■ **GIVEN EXERCISE 1**
Please reproduce the mainframe list email word for word, between "A major clue" and "such a module.", inclusive.
■ **GIVEN EXERCISE 2**
List every field label that appears in the header of the original message quoted in the mainframe list email.

■ **SOURCE PASSAGE**
☆ ☆ ☆

A major clue that 'OC' is not an exec is the absence of SYSPROC or SYSEXEC in 
the job stream. That pretty much indicates a load module somewhere in linklist 
or LPA. There are tools previously discussed here to track down such a module. 

.
.
.
J.O.Skip Robinson
Southern California Edison Company
Electric Dragon Team Paddler 
SHARE MVS Program Co-Manager
323-715-0595 Mobile
626-302-7535 Office
[email protected]


-----Original Message-----
From: IBM Mainframe Discussion List [mailto:[email protected]] On Behalf 
Of Tony Thigpen
Sent: Tuesday, May 17, 2016 5:01 AM
To: [email protected]
Subject: (External):Re: JCL "COMMAND" statements - Follow-up question

Thanks.

It turns out that "OC" is part of OPS/MVS, so I now can document the job.

☆ ☆ ☆

■ **AVAILABLE DATA**
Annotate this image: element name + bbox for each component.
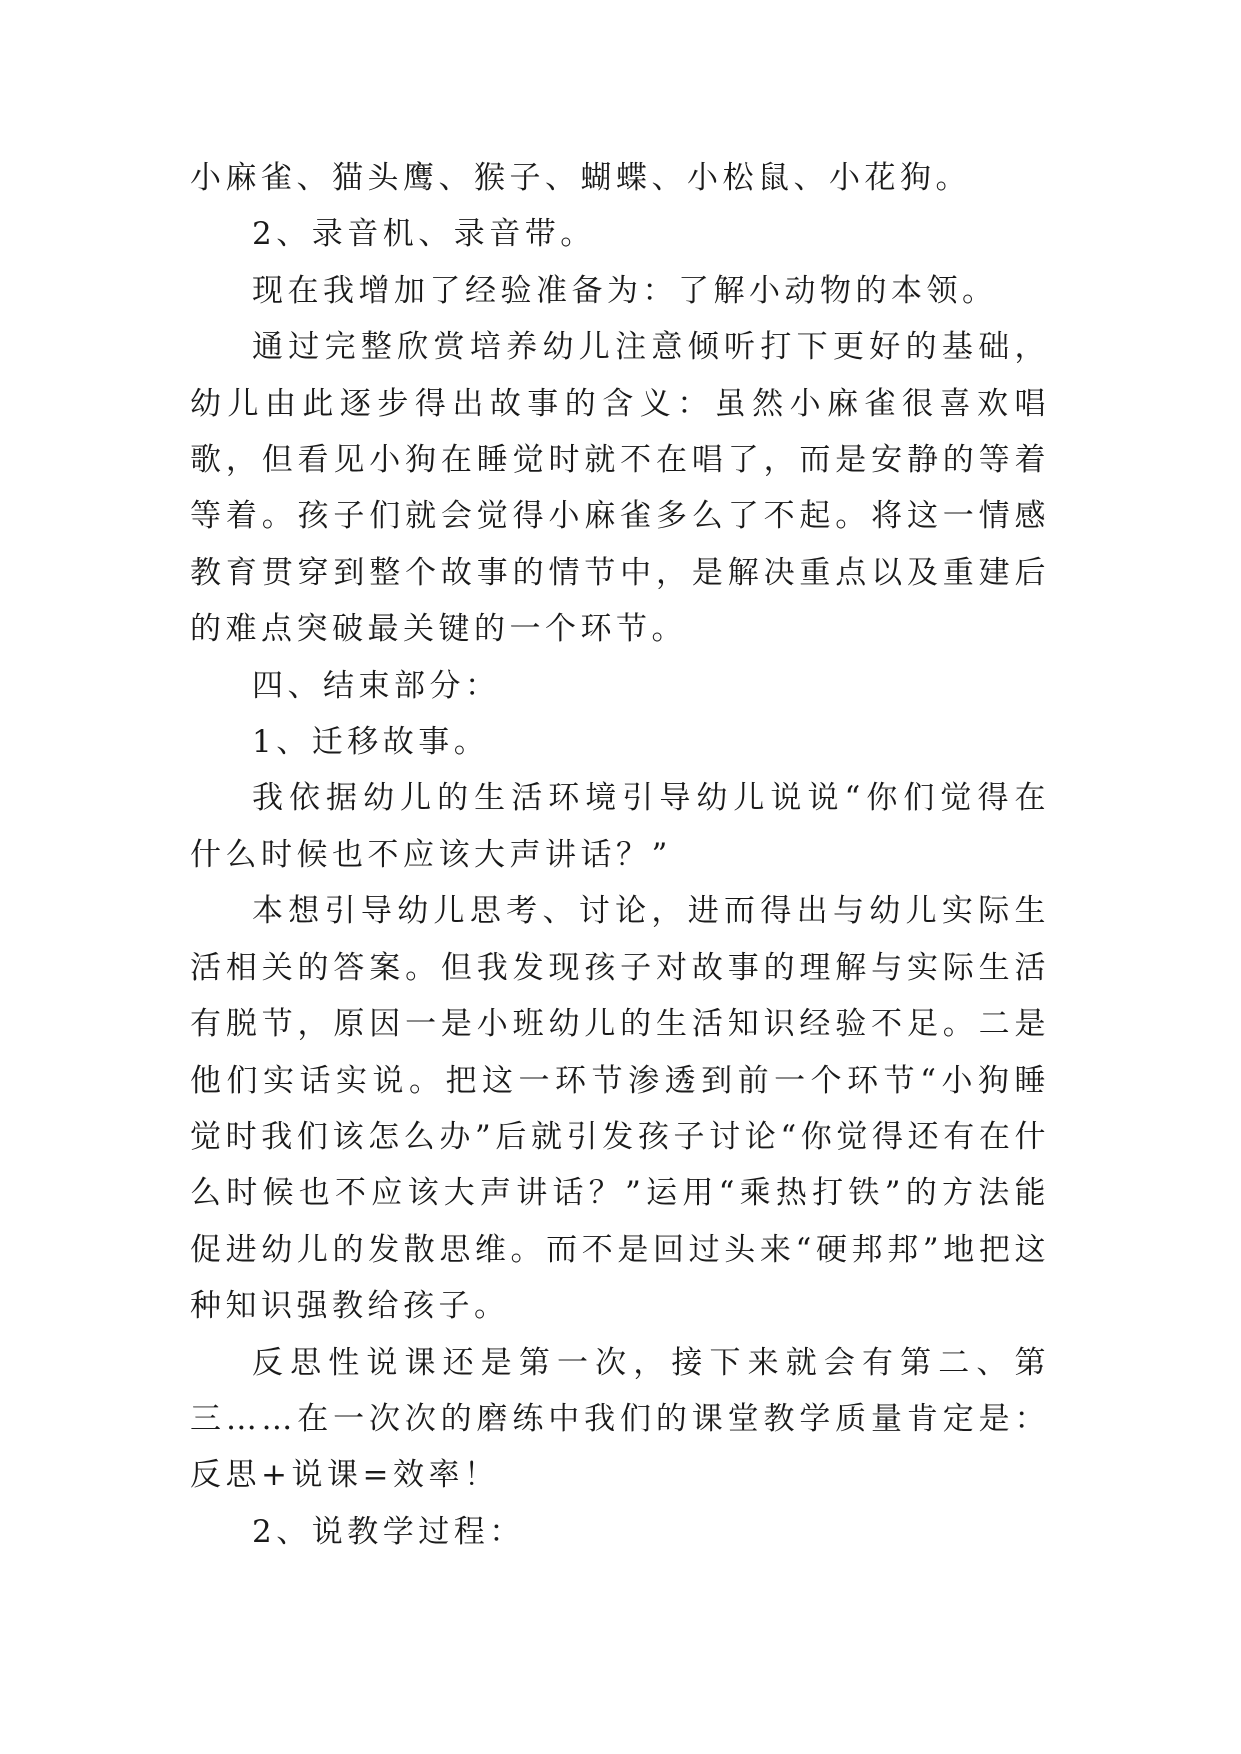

☆ ☆ ☆

■ **WRITTEN SOLUTION 1**
A major clue that 'OC' is not an exec is the absence of SYSPROC or SYSEXEC in 
the job stream. That pretty much indicates a load module somewhere in linklist 
or LPA. There are tools previously discussed here to track down such a module.

■ **WRITTEN SOLUTION 2**
From, Sent, To, Subject